* [Directions] Find the lines with "Lifelong" in them and copy them out.

------ Supplied entries

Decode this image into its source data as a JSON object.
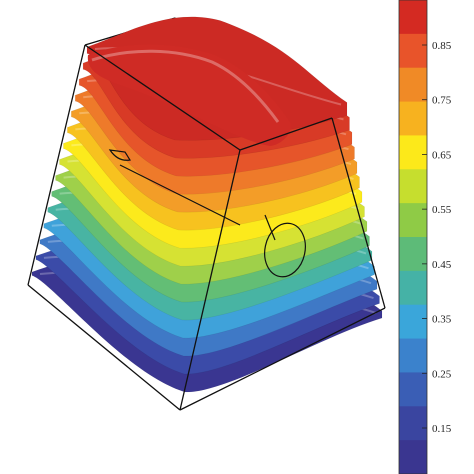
{
  "colorbar": {
    "colors": [
      "#D42A22",
      "#E8542A",
      "#F08A26",
      "#F7B21F",
      "#FCE91A",
      "#C6DE2E",
      "#8FCB46",
      "#5DBB78",
      "#45B2A6",
      "#3AA6DA",
      "#3B82CC",
      "#3A5EB5",
      "#3A45A0",
      "#3A3690"
    ],
    "ticks": [
      "0.85",
      "0.75",
      "0.65",
      "0.55",
      "0.45",
      "0.35",
      "0.25",
      "0.15"
    ]
  },
  "surfaces": {
    "layer_colors": [
      "#3A3691",
      "#3B4BA8",
      "#3F79C6",
      "#3FA2DA",
      "#48B4A3",
      "#63BE75",
      "#9FD04A",
      "#D6E233",
      "#FCEA1C",
      "#F7C21F",
      "#F39D28",
      "#EE7A2A",
      "#E6552A",
      "#D83A26",
      "#CC2A24"
    ]
  }
}
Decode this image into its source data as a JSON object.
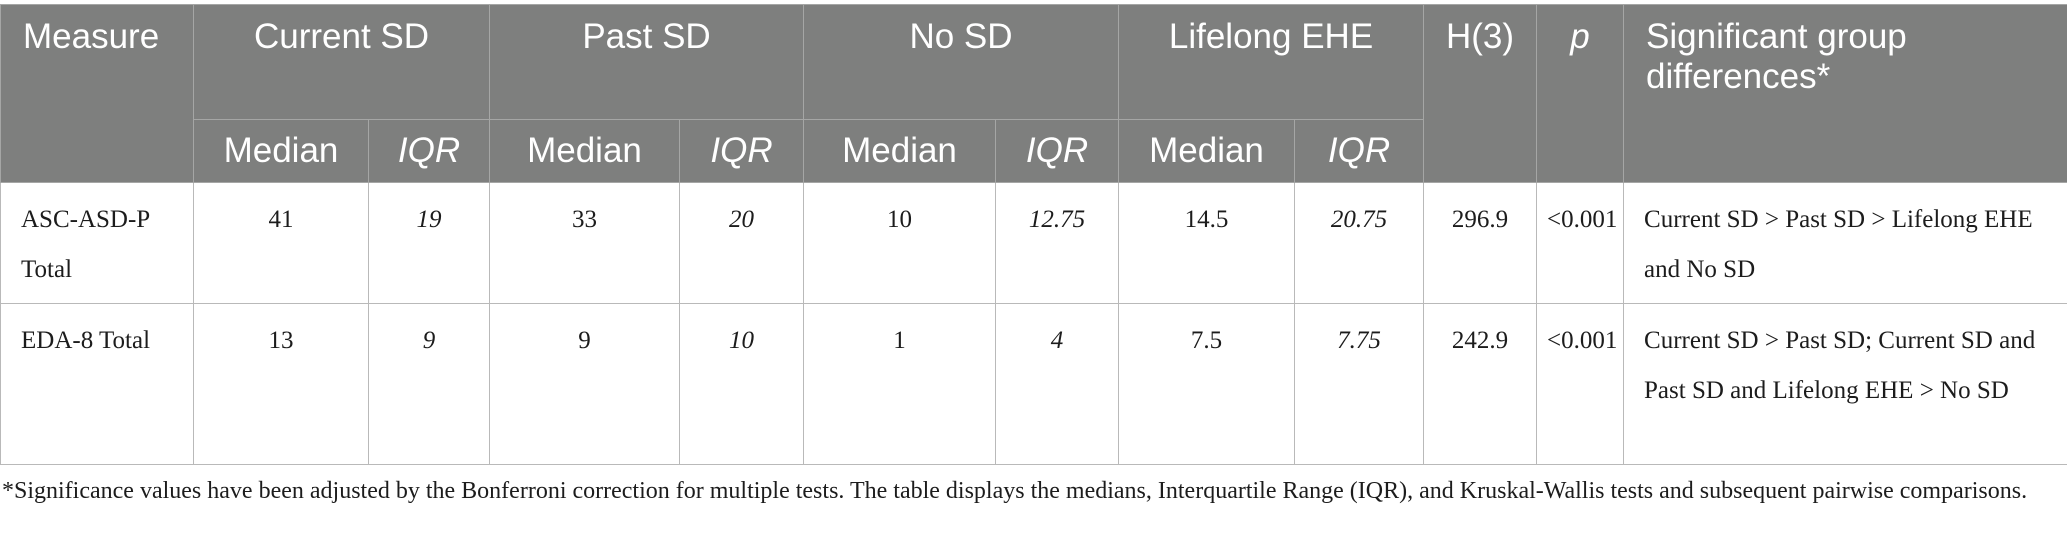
{
  "table": {
    "headers": {
      "measure": "Measure",
      "groups": [
        "Current SD",
        "Past SD",
        "No SD",
        "Lifelong EHE"
      ],
      "h3": "H(3)",
      "p": "p",
      "sig": "Significant group differences*",
      "median": "Median",
      "iqr": "IQR"
    },
    "rows": [
      {
        "measure": "ASC-ASD-P Total",
        "current_median": "41",
        "current_iqr": "19",
        "past_median": "33",
        "past_iqr": "20",
        "no_median": "10",
        "no_iqr": "12.75",
        "ehe_median": "14.5",
        "ehe_iqr": "20.75",
        "h3": "296.9",
        "p": "<0.001",
        "sig": "Current SD > Past SD > Lifelong EHE and No SD"
      },
      {
        "measure": "EDA-8 Total",
        "current_median": "13",
        "current_iqr": "9",
        "past_median": "9",
        "past_iqr": "10",
        "no_median": "1",
        "no_iqr": "4",
        "ehe_median": "7.5",
        "ehe_iqr": "7.75",
        "h3": "242.9",
        "p": "<0.001",
        "sig": "Current SD > Past SD; Current SD and Past SD and Lifelong EHE > No SD"
      }
    ]
  },
  "footnote": "*Significance values have been adjusted by the Bonferroni correction for multiple tests. The table displays the medians, Interquartile Range (IQR), and Kruskal-Wallis tests and subsequent pairwise comparisons."
}
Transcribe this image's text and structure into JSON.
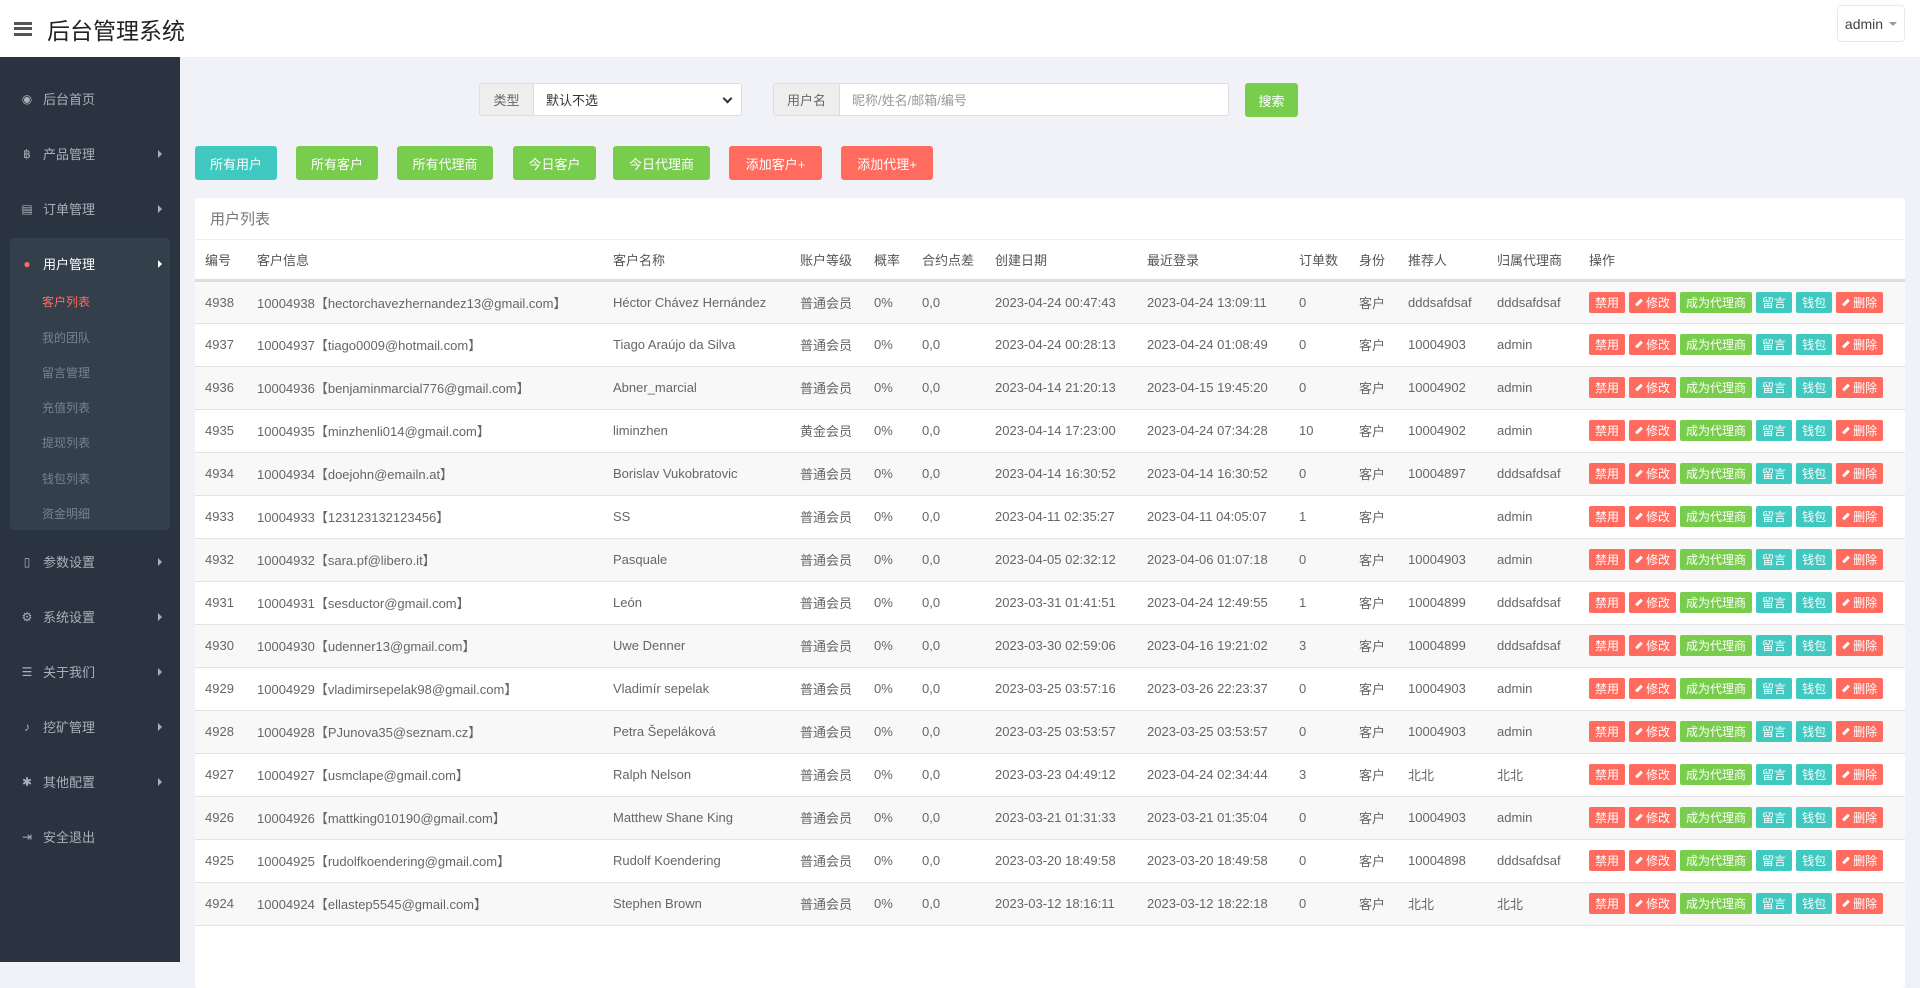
{
  "header": {
    "title": "后台管理系统",
    "user": "admin"
  },
  "sidebar": {
    "items": [
      {
        "label": "后台首页",
        "icon": "dashboard-icon",
        "glyph": "◉"
      },
      {
        "label": "产品管理",
        "icon": "bitcoin-icon",
        "glyph": "฿"
      },
      {
        "label": "订单管理",
        "icon": "files-icon",
        "glyph": "▤"
      },
      {
        "label": "用户管理",
        "icon": "user-icon",
        "glyph": "●"
      },
      {
        "label": "参数设置",
        "icon": "file-icon",
        "glyph": "▯"
      },
      {
        "label": "系统设置",
        "icon": "gears-icon",
        "glyph": "⚙"
      },
      {
        "label": "关于我们",
        "icon": "list-icon",
        "glyph": "☰"
      },
      {
        "label": "挖矿管理",
        "icon": "bell-icon",
        "glyph": "♪"
      },
      {
        "label": "其他配置",
        "icon": "gear-icon",
        "glyph": "✱"
      },
      {
        "label": "安全退出",
        "icon": "sign-out-icon",
        "glyph": "⇥"
      }
    ],
    "submenu": [
      "客户列表",
      "我的团队",
      "留言管理",
      "充值列表",
      "提现列表",
      "钱包列表",
      "资金明细"
    ],
    "active_sub": "客户列表"
  },
  "search": {
    "type_label": "类型",
    "type_value": "默认不选",
    "name_label": "用户名",
    "name_placeholder": "昵称/姓名/邮箱/编号",
    "search_button": "搜索"
  },
  "filters": [
    "所有用户",
    "所有客户",
    "所有代理商",
    "今日客户",
    "今日代理商",
    "添加客户+",
    "添加代理+"
  ],
  "colors": {
    "teal": "#3fc9c0",
    "green": "#79cd4d",
    "red": "#ff6b5e",
    "sidebar": "#2a3440"
  },
  "table": {
    "title": "用户列表",
    "columns": [
      "编号",
      "客户信息",
      "客户名称",
      "账户等级",
      "概率",
      "合约点差",
      "创建日期",
      "最近登录",
      "订单数",
      "身份",
      "推荐人",
      "归属代理商",
      "操作"
    ],
    "actions": [
      "禁用",
      "修改",
      "成为代理商",
      "留言",
      "钱包",
      "删除"
    ],
    "rows": [
      [
        "4938",
        "10004938【hectorchavezhernandez13@gmail.com】",
        "Héctor Chávez Hernández",
        "普通会员",
        "0%",
        "0,0",
        "2023-04-24 00:47:43",
        "2023-04-24 13:09:11",
        "0",
        "客户",
        "dddsafdsaf",
        "dddsafdsaf"
      ],
      [
        "4937",
        "10004937【tiago0009@hotmail.com】",
        "Tiago Araújo da Silva",
        "普通会员",
        "0%",
        "0,0",
        "2023-04-24 00:28:13",
        "2023-04-24 01:08:49",
        "0",
        "客户",
        "10004903",
        "admin"
      ],
      [
        "4936",
        "10004936【benjaminmarcial776@gmail.com】",
        "Abner_marcial",
        "普通会员",
        "0%",
        "0,0",
        "2023-04-14 21:20:13",
        "2023-04-15 19:45:20",
        "0",
        "客户",
        "10004902",
        "admin"
      ],
      [
        "4935",
        "10004935【minzhenli014@gmail.com】",
        "liminzhen",
        "黄金会员",
        "0%",
        "0,0",
        "2023-04-14 17:23:00",
        "2023-04-24 07:34:28",
        "10",
        "客户",
        "10004902",
        "admin"
      ],
      [
        "4934",
        "10004934【doejohn@emailn.at】",
        "Borislav Vukobratovic",
        "普通会员",
        "0%",
        "0,0",
        "2023-04-14 16:30:52",
        "2023-04-14 16:30:52",
        "0",
        "客户",
        "10004897",
        "dddsafdsaf"
      ],
      [
        "4933",
        "10004933【123123132123456】",
        "SS",
        "普通会员",
        "0%",
        "0,0",
        "2023-04-11 02:35:27",
        "2023-04-11 04:05:07",
        "1",
        "客户",
        "",
        "admin"
      ],
      [
        "4932",
        "10004932【sara.pf@libero.it】",
        "Pasquale",
        "普通会员",
        "0%",
        "0,0",
        "2023-04-05 02:32:12",
        "2023-04-06 01:07:18",
        "0",
        "客户",
        "10004903",
        "admin"
      ],
      [
        "4931",
        "10004931【sesductor@gmail.com】",
        "León",
        "普通会员",
        "0%",
        "0,0",
        "2023-03-31 01:41:51",
        "2023-04-24 12:49:55",
        "1",
        "客户",
        "10004899",
        "dddsafdsaf"
      ],
      [
        "4930",
        "10004930【udenner13@gmail.com】",
        "Uwe Denner",
        "普通会员",
        "0%",
        "0,0",
        "2023-03-30 02:59:06",
        "2023-04-16 19:21:02",
        "3",
        "客户",
        "10004899",
        "dddsafdsaf"
      ],
      [
        "4929",
        "10004929【vladimirsepelak98@gmail.com】",
        "Vladimír sepelak",
        "普通会员",
        "0%",
        "0,0",
        "2023-03-25 03:57:16",
        "2023-03-26 22:23:37",
        "0",
        "客户",
        "10004903",
        "admin"
      ],
      [
        "4928",
        "10004928【PJunova35@seznam.cz】",
        "Petra Šepeláková",
        "普通会员",
        "0%",
        "0,0",
        "2023-03-25 03:53:57",
        "2023-03-25 03:53:57",
        "0",
        "客户",
        "10004903",
        "admin"
      ],
      [
        "4927",
        "10004927【usmclape@gmail.com】",
        "Ralph Nelson",
        "普通会员",
        "0%",
        "0,0",
        "2023-03-23 04:49:12",
        "2023-04-24 02:34:44",
        "3",
        "客户",
        "北北",
        "北北"
      ],
      [
        "4926",
        "10004926【mattking010190@gmail.com】",
        "Matthew Shane King",
        "普通会员",
        "0%",
        "0,0",
        "2023-03-21 01:31:33",
        "2023-03-21 01:35:04",
        "0",
        "客户",
        "10004903",
        "admin"
      ],
      [
        "4925",
        "10004925【rudolfkoendering@gmail.com】",
        "Rudolf Koendering",
        "普通会员",
        "0%",
        "0,0",
        "2023-03-20 18:49:58",
        "2023-03-20 18:49:58",
        "0",
        "客户",
        "10004898",
        "dddsafdsaf"
      ],
      [
        "4924",
        "10004924【ellastep5545@gmail.com】",
        "Stephen Brown",
        "普通会员",
        "0%",
        "0,0",
        "2023-03-12 18:16:11",
        "2023-03-12 18:22:18",
        "0",
        "客户",
        "北北",
        "北北"
      ]
    ]
  }
}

------------

* [Completed task]
        "Lifelong EHE"
        "sig": "Current SD > Past SD > Lifelong EHE and No SD"
        "sig": "Current SD > Past SD; Current SD and Past SD and Lifelong EHE > No SD"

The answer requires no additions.